Data entries
* * * * * * * * *
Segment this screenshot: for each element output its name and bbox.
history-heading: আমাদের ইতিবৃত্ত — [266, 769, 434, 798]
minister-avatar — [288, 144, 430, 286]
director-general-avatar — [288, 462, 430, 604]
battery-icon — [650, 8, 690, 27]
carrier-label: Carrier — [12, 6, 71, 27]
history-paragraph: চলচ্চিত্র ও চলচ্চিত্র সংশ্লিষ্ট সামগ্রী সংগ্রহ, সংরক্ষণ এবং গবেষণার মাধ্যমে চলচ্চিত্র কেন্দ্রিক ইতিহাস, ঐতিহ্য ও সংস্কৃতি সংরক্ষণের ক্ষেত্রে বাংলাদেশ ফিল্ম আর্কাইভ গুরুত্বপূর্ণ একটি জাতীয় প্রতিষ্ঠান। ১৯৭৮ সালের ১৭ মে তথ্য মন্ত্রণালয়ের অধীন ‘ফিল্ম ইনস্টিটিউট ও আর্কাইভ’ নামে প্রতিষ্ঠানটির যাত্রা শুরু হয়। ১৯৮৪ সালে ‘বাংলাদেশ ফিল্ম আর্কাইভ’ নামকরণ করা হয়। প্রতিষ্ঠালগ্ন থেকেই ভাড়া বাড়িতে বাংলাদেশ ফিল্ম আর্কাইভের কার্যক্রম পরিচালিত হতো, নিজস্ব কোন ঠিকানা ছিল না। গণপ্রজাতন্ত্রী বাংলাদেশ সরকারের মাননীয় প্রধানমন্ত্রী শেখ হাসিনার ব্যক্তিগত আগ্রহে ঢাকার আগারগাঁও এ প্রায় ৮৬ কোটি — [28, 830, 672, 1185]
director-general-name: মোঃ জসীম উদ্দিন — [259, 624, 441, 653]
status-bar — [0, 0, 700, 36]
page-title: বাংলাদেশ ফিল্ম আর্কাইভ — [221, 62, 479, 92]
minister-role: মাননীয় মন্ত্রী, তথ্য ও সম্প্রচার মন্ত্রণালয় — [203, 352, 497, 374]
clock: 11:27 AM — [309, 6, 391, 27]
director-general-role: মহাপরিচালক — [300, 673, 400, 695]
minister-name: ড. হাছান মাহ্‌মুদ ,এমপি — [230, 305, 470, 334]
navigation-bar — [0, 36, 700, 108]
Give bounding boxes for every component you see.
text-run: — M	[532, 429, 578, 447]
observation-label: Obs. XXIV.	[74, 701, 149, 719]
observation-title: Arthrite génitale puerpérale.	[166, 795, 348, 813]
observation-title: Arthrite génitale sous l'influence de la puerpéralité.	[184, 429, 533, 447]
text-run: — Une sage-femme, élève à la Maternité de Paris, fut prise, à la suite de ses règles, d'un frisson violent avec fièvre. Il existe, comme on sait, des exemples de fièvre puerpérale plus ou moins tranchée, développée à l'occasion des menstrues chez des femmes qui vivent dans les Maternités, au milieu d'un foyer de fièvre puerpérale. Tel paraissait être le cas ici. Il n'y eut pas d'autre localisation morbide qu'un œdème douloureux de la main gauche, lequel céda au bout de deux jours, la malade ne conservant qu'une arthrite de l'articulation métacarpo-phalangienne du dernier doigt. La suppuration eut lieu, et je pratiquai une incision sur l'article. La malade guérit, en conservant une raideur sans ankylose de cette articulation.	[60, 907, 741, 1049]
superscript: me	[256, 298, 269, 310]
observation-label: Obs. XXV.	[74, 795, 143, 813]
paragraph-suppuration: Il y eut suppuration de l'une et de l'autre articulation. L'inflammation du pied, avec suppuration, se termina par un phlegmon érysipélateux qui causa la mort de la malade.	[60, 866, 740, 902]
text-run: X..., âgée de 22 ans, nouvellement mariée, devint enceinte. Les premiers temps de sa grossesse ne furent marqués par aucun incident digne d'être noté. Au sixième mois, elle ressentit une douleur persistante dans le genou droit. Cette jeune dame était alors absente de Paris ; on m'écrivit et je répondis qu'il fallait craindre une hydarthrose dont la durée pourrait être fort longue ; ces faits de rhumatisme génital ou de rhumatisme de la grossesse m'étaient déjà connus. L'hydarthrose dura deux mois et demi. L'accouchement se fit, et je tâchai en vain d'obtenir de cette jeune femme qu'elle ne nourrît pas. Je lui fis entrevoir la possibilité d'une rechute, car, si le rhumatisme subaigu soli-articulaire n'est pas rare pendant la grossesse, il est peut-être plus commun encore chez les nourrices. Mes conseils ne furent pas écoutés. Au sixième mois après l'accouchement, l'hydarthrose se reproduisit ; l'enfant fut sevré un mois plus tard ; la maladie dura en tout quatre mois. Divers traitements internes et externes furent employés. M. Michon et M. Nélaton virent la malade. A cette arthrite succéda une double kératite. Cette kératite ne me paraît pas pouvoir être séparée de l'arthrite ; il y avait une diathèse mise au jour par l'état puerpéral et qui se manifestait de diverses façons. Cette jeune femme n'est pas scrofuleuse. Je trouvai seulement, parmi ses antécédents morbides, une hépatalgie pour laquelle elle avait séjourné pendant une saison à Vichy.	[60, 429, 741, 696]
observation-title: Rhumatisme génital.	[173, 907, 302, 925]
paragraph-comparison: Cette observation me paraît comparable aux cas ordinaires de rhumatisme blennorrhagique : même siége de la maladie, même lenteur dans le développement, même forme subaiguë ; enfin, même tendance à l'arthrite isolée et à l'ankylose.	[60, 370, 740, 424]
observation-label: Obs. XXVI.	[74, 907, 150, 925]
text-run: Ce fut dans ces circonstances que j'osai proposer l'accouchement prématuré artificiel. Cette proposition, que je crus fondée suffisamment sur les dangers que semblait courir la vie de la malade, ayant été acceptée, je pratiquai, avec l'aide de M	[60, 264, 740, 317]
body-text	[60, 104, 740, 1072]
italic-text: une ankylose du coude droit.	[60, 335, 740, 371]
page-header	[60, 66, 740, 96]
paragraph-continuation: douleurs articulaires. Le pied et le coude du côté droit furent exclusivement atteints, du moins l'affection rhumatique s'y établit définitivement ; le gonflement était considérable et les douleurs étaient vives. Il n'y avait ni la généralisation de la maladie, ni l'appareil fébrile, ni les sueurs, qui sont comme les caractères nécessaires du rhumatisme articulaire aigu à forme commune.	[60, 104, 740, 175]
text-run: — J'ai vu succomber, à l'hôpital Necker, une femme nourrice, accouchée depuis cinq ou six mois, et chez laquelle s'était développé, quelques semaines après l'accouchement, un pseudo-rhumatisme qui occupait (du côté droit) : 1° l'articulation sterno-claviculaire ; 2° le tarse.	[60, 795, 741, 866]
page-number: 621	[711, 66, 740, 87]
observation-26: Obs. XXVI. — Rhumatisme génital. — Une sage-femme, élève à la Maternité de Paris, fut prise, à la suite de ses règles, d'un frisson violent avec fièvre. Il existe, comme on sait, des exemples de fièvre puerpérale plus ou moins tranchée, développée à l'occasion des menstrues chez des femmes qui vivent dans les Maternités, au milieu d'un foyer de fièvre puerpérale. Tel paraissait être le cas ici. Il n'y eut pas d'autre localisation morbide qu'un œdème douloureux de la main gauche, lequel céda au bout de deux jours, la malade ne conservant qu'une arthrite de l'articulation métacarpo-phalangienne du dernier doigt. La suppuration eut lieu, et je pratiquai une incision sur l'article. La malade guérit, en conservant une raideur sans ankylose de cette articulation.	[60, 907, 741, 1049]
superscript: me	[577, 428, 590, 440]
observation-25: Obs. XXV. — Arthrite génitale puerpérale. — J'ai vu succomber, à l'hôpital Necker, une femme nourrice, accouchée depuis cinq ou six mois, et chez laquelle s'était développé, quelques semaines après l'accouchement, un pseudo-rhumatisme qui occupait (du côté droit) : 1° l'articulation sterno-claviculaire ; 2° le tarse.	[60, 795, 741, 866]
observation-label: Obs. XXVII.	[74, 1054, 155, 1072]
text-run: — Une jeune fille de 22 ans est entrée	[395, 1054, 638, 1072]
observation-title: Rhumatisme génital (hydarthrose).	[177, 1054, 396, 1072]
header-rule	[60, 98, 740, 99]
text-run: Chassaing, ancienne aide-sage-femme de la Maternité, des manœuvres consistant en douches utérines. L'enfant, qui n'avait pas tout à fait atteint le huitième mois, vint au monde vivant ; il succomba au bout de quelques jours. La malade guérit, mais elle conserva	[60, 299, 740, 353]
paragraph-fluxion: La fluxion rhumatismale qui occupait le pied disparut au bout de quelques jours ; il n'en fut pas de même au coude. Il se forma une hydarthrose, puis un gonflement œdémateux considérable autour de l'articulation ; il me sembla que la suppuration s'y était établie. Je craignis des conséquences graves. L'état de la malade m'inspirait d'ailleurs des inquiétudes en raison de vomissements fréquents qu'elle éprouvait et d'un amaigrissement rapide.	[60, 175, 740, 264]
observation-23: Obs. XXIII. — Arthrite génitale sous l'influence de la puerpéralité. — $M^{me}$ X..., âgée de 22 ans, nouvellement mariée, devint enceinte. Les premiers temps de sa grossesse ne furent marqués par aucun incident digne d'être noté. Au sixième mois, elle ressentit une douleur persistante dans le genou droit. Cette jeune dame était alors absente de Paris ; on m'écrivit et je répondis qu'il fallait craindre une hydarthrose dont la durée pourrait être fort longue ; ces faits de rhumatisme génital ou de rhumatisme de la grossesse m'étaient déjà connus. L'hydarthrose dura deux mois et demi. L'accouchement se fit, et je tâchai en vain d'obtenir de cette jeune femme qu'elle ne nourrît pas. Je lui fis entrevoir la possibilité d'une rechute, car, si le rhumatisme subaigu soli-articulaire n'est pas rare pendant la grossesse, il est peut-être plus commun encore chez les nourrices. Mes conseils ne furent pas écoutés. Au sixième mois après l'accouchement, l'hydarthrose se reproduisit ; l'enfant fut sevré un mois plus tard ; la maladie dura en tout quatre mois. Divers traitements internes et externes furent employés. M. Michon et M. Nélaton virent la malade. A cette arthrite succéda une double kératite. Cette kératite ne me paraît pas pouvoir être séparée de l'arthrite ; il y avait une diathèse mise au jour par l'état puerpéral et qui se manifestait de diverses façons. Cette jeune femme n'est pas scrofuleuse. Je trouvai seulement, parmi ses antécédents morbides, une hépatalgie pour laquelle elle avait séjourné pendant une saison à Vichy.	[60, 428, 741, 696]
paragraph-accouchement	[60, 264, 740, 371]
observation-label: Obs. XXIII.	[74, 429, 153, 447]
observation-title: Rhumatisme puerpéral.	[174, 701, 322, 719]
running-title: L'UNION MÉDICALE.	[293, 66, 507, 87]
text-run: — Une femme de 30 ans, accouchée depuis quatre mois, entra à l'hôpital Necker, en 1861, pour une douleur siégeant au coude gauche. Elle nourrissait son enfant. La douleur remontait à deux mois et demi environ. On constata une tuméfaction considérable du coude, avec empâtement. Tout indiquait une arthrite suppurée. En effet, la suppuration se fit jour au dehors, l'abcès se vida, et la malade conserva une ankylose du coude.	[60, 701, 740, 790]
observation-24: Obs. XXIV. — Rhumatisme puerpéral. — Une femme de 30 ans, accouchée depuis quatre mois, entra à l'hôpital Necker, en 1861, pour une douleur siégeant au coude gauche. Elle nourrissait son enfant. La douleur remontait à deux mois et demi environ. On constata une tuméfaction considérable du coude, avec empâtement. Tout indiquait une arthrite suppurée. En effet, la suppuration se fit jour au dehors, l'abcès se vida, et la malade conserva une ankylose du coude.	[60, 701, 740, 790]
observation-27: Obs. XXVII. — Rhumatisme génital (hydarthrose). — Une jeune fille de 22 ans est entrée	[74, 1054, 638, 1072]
* * * * * * * * *
* _EXERCISE GOAL_
Can you echo, word for word, everything from the start of the data down to the line containing "carrier-label: Carrier — [12, 6, 71, 27]", with both of those lines included?

* _WRITTEN REPLY_
Segment this screenshot: for each element output its name and bbox.
history-heading: আমাদের ইতিবৃত্ত — [266, 769, 434, 798]
minister-avatar — [288, 144, 430, 286]
director-general-avatar — [288, 462, 430, 604]
battery-icon — [650, 8, 690, 27]
carrier-label: Carrier — [12, 6, 71, 27]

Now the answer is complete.